Start Dataset extract

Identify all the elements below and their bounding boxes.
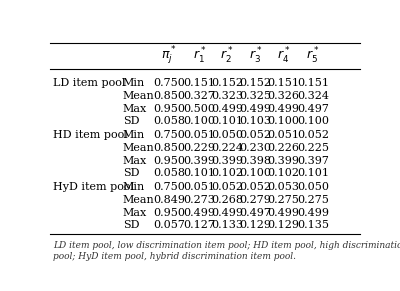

End Dataset extract
Start Dataset extract

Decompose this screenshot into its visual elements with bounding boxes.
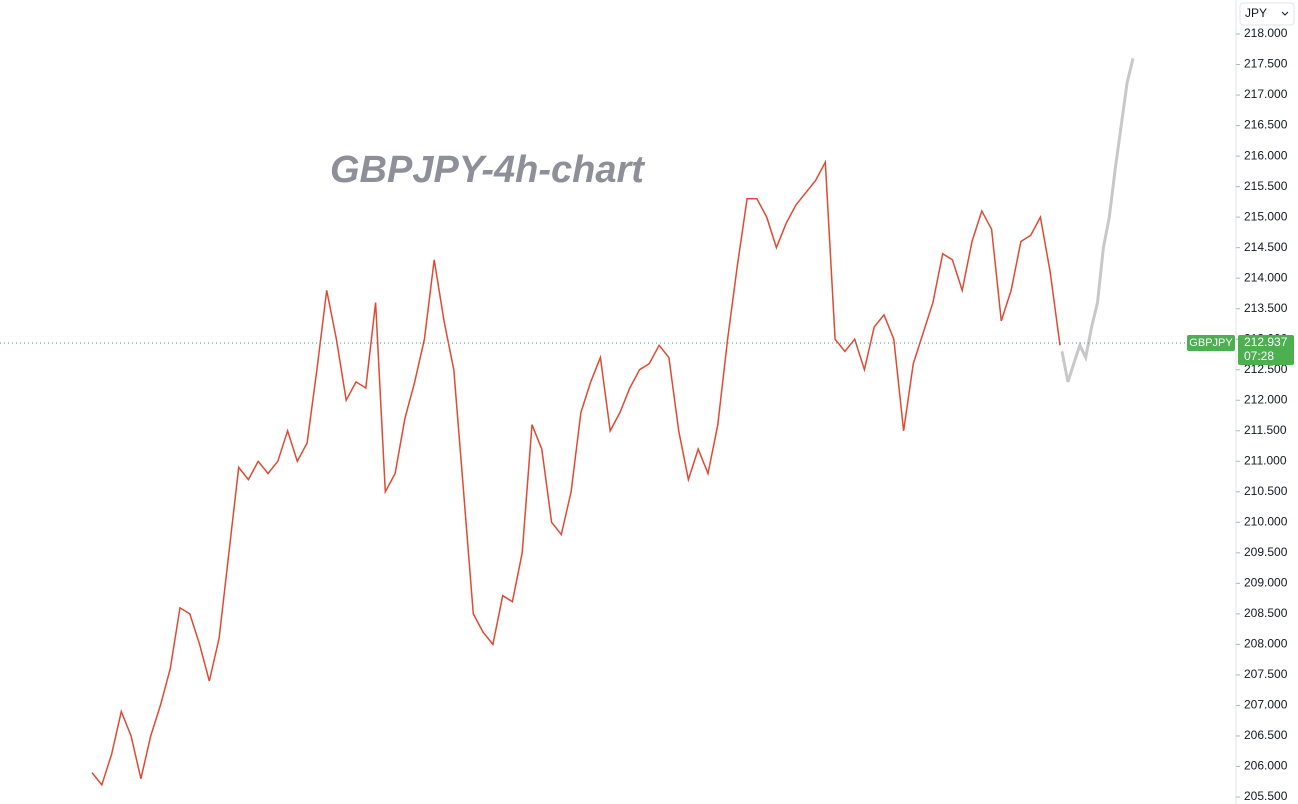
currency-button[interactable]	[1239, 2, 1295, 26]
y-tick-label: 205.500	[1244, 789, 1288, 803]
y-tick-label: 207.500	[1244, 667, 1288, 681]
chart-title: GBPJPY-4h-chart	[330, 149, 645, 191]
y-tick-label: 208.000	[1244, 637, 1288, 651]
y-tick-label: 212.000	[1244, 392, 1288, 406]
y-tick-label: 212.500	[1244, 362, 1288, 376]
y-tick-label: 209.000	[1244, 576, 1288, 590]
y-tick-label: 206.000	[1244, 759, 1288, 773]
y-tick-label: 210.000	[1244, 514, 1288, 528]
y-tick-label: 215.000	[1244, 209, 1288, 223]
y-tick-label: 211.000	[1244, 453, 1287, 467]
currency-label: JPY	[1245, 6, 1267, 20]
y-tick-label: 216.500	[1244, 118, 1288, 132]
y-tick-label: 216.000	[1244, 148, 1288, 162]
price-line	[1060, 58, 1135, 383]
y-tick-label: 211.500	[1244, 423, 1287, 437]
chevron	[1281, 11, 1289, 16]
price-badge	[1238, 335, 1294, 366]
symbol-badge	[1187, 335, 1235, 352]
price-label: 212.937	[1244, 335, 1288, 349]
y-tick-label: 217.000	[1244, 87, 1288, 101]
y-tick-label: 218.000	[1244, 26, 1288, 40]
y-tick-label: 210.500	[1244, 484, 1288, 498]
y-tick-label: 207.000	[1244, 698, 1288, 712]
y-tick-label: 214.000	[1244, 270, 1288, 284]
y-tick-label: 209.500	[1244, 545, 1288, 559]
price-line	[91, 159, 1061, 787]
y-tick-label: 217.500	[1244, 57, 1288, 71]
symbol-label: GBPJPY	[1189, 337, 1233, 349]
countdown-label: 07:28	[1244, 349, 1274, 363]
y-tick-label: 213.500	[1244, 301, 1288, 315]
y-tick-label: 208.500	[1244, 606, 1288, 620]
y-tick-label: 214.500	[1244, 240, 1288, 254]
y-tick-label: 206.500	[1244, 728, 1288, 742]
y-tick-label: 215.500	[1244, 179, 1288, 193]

End Dataset extract
Start Dataset extract

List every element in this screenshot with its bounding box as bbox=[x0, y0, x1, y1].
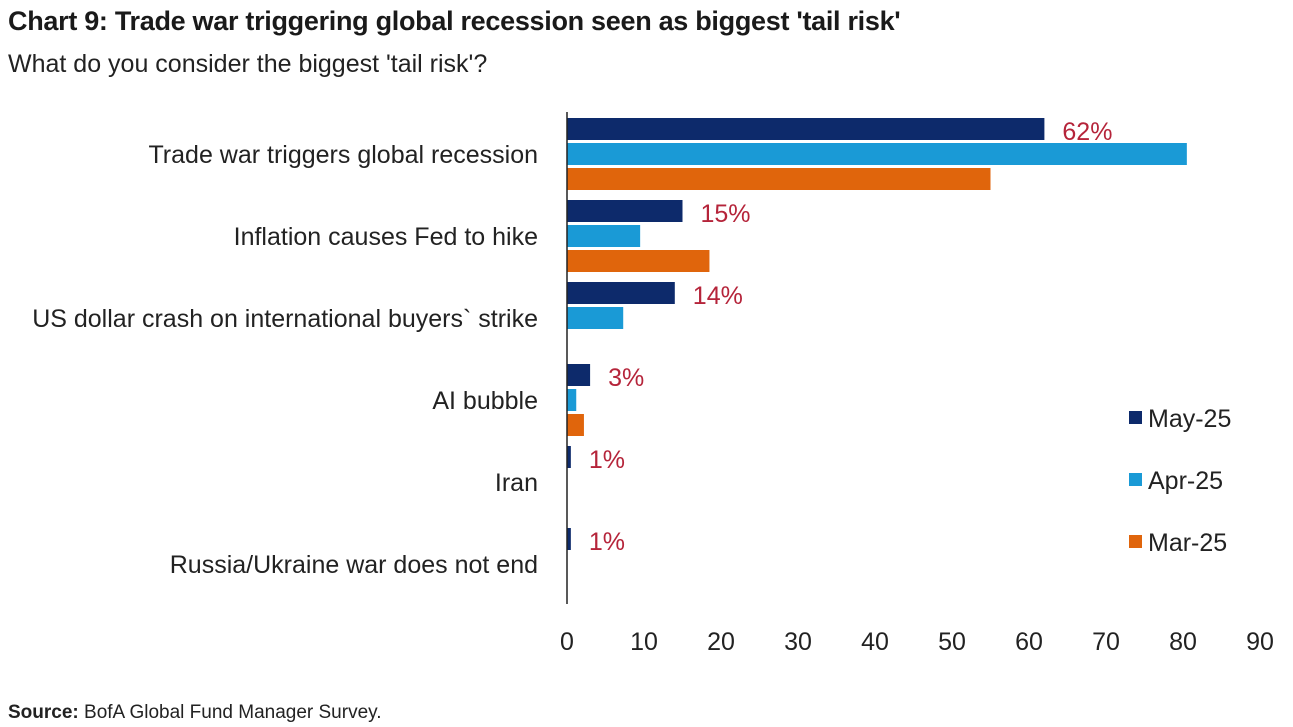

End Dataset extract

| Goal of the exercise |
Render the listing as a two-column CSV with the headers instruction and output. Begin at the line that has "Decompose this screenshot" and stop after the line that has "392, 1288, 406]". Each instruction and its output go in one row, with each field in double quotes and line breaks turned into spaces. Leave the pictures out.

| Response to this task |
instruction,output
"Decompose this screenshot into its visual elements with bounding boxes.","currency-button[interactable]	[1239, 2, 1295, 26] y-tick-label: 205.500	[1244, 789, 1288, 803] y-tick-label: 207.500	[1244, 667, 1288, 681] chart-title: GBPJPY-4h-chart	[330, 149, 645, 191] y-tick-label: 208.000	[1244, 637, 1288, 651] y-tick-label: 212.000	[1244, 392, 1288, 406]"